Track down each line that has the word "المستدرك" and copy it.

— Begin RECORD EXCERPTS —

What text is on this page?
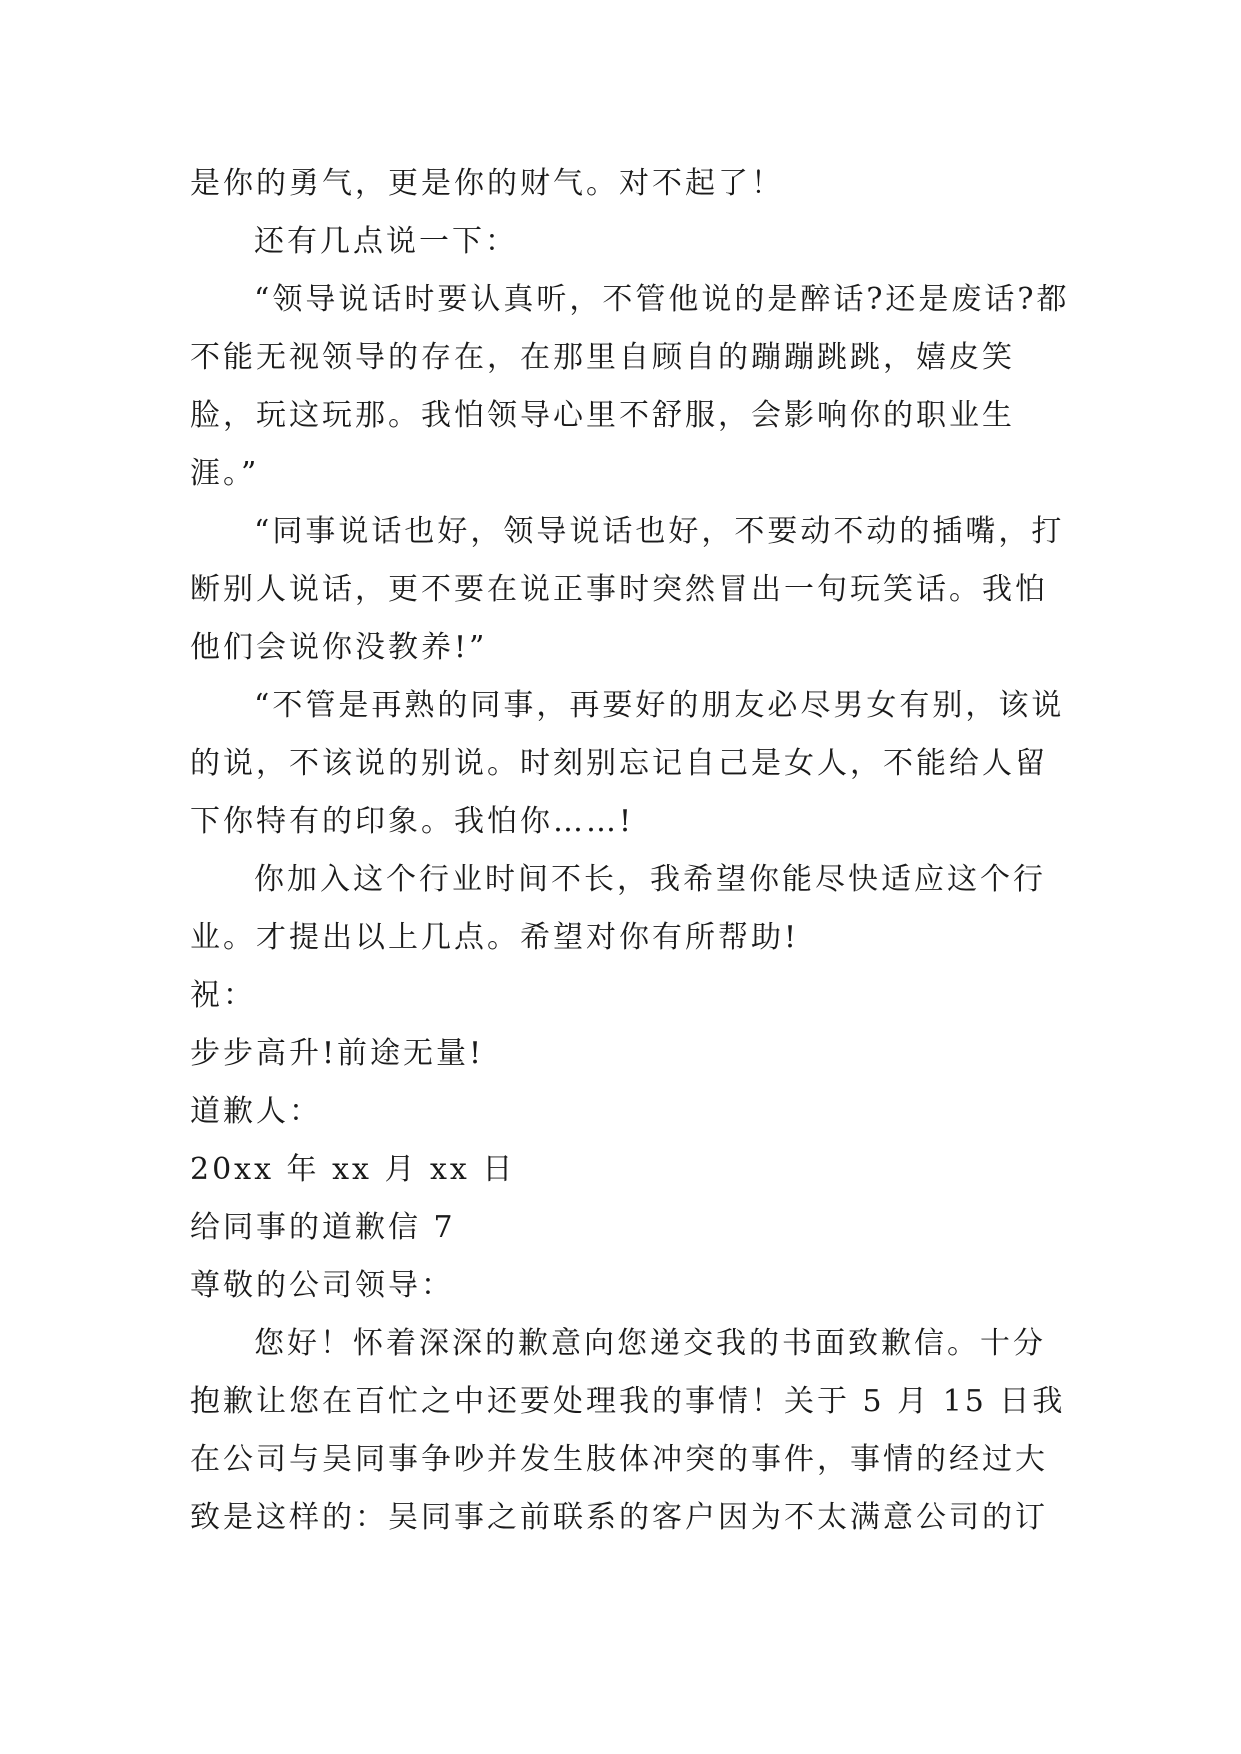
是你的勇气，更是你的财气。对不起了！

还有几点说一下：

“领导说话时要认真听，不管他说的是醉话?还是废话?都不能无视领导的存在，在那里自顾自的蹦蹦跳跳，嬉皮笑脸，玩这玩那。我怕领导心里不舒服，会影响你的职业生涯。”

“同事说话也好，领导说话也好，不要动不动的插嘴，打断别人说话，更不要在说正事时突然冒出一句玩笑话。我怕他们会说你没教养!”

“不管是再熟的同事，再要好的朋友必尽男女有别，该说的说，不该说的别说。时刻别忘记自己是女人，不能给人留下你特有的印象。我怕你……!

你加入这个行业时间不长，我希望你能尽快适应这个行业。才提出以上几点。希望对你有所帮助!

祝：

步步高升!前途无量!

道歉人：

20xx 年 xx 月 xx 日

给同事的道歉信 7

尊敬的公司领导：

您好！怀着深深的歉意向您递交我的书面致歉信。十分抱歉让您在百忙之中还要处理我的事情！关于 5 月 15 日我在公司与吴同事争吵并发生肢体冲突的事件，事情的经过大致是这样的：吴同事之前联系的客户因为不太满意公司的订
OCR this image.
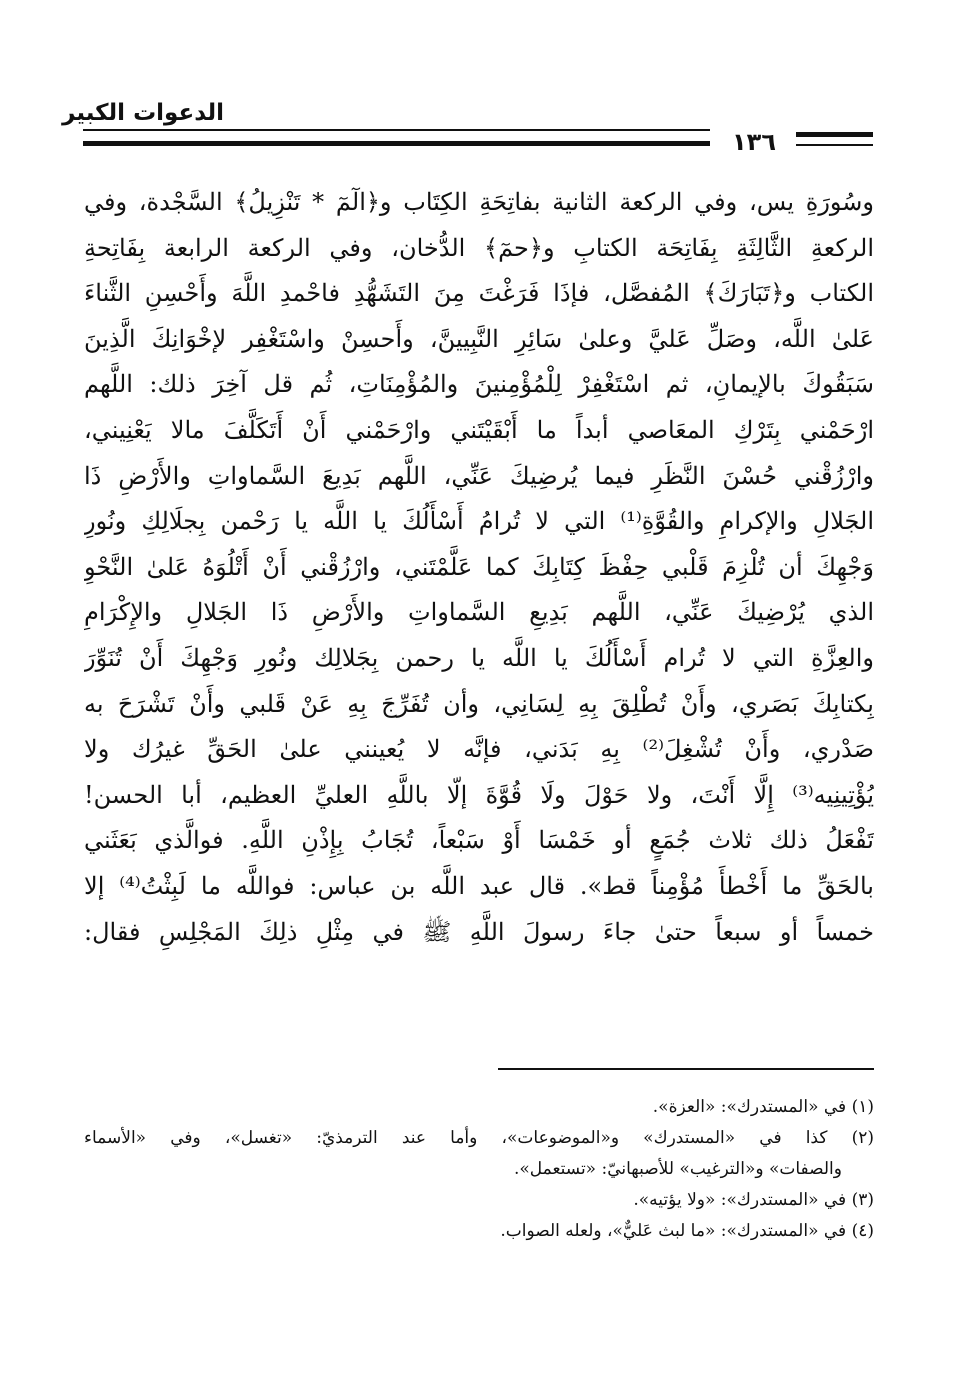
الدعوات الكبير
١٣٦
وسُورَةِ يس، وفي الركعة الثانية بفاتِحَةِ الكِتَاب و﴿الٓمٓ * تَنْزِيلُ﴾ السَّجْدة، وفي
الركعةِ الثَّالِثَةِ بِفَاتِحَة الكتابِ و﴿حمٓ﴾ الدُّخان، وفي الركعة الرابعة بِفَاتِحةِ
الكتاب و﴿تَبَارَكَ﴾ المُفصَّل، فإذَا فَرَغْتَ مِنَ التَشَهُّدِ فاحْمدِ اللَّهَ وأَحْسِنِ الثَّناءَ
عَلىٰ اللَّه، وصَلِّ عَليَّ وعلىٰ سَائِرِ النَّبِيينَّ، وأَحسِنْ واسْتَغْفِر لإخْوَانِكَ الَّذِينَ
سَبَقُوكَ بالإيمانِ، ثم اسْتَغْفِرْ لِلْمُؤْمِنينَ والمُؤْمِنَاتِ، ثُم قل آخِرَ ذلك: اللَّهم
ارْحَمْني بِتَرْكِ المعَاصي أبداً ما أَبْقَيْتَني وارْحَمْني أَنْ أَتَكَلَّفَ مالا يَعْنِيني،
وارْزُقْني حُسْنَ النَّظَرِ فيما يُرضِيكَ عَنِّي، اللَّهم بَدِيعَ السَّماواتِ والأَرْضِ ذَا
الجَلالِ والإكرامِ والقُوَّةِ⁽¹⁾ التي لا تُرامُ أَسْأَلُكَ يا اللَّه يا رَحْمن بِجلَالِكِ ونُورِ
وَجْهِكَ أن تُلْزِمَ قَلْبي حِفْظَ كِتَابِكَ كما عَلَّمْتَني، وارْزُقْني أَنْ أَتْلُوَهُ عَلىٰ النَّحْوِ
الذي يُرْضِيكَ عَنِّي، اللَّهم بَدِيعِ السَّماواتِ والأَرْضِ ذَا الجَلالِ والإِكْرَامِ
والعِزَّةِ التي لا تُرام أَسْأَلُكَ يا اللَّه يا رحمن بِجَلالِك ونُورِ وَجْهِكَ أَنْ تُنَوِّرَ
بِكتابِكَ بَصَري، وأَنْ تُطْلِقَ بِهِ لِسَانِي، وأن تُفَرِّجَ بِهِ عَنْ قَلبي وأَنْ تَشْرَحَ به
صَدْري، وأَنْ تُشْغِلَ⁽²⁾ بِهِ بَدَني، فإنَّه لا يُعينني علىٰ الحَقِّ غيرُك ولا
يُؤْتِينِيه⁽³⁾ إِلَّا أَنْتَ، ولا حَوْلَ ولَا قُوَّةَ إلّا باللَّهِ العليِّ العظيم، أبا الحسن!
تَفْعَلُ ذلك ثلاث جُمَعٍ أو خَمْسَا أَوْ سَبْعاً، تُجَابُ بِإِذْنِ اللَّهِ. فوالَّذي بَعَثَني
بالحَقِّ ما أَخْطأَ مُؤْمِناً قط». قال عبد اللَّه بن عباس: فواللَّه ما لَبِثْتُ⁽⁴⁾ إلا
خمساً أو سبعاً حتىٰ جاءَ رسولَ اللَّهِ ﷺ في مِثْلِ ذلِكَ المَجْلِسِ فقال:
(١) في «المستدرك»: «العزة».
(٢) كذا في «المستدرك» و«الموضوعات»، وأما عند الترمذيّ: «تغسل»، وفي «الأسماء
والصفات» و«الترغيب» للأصبهانيّ: «تستعمل».
(٣) في «المستدرك»: «ولا يؤتيه».
(٤) في «المستدرك»: «ما لبث عَليٌّ»، ولعله الصواب.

— End RECORD EXCERPTS —

→ EXERCISE ANSWER:
(١) في «المستدرك»: «العزة».
(٢) كذا في «المستدرك» و«الموضوعات»، وأما عند الترمذيّ: «تغسل»، وفي «الأسماء
(٣) في «المستدرك»: «ولا يؤتيه».
(٤) في «المستدرك»: «ما لبث عَليٌّ»، ولعله الصواب.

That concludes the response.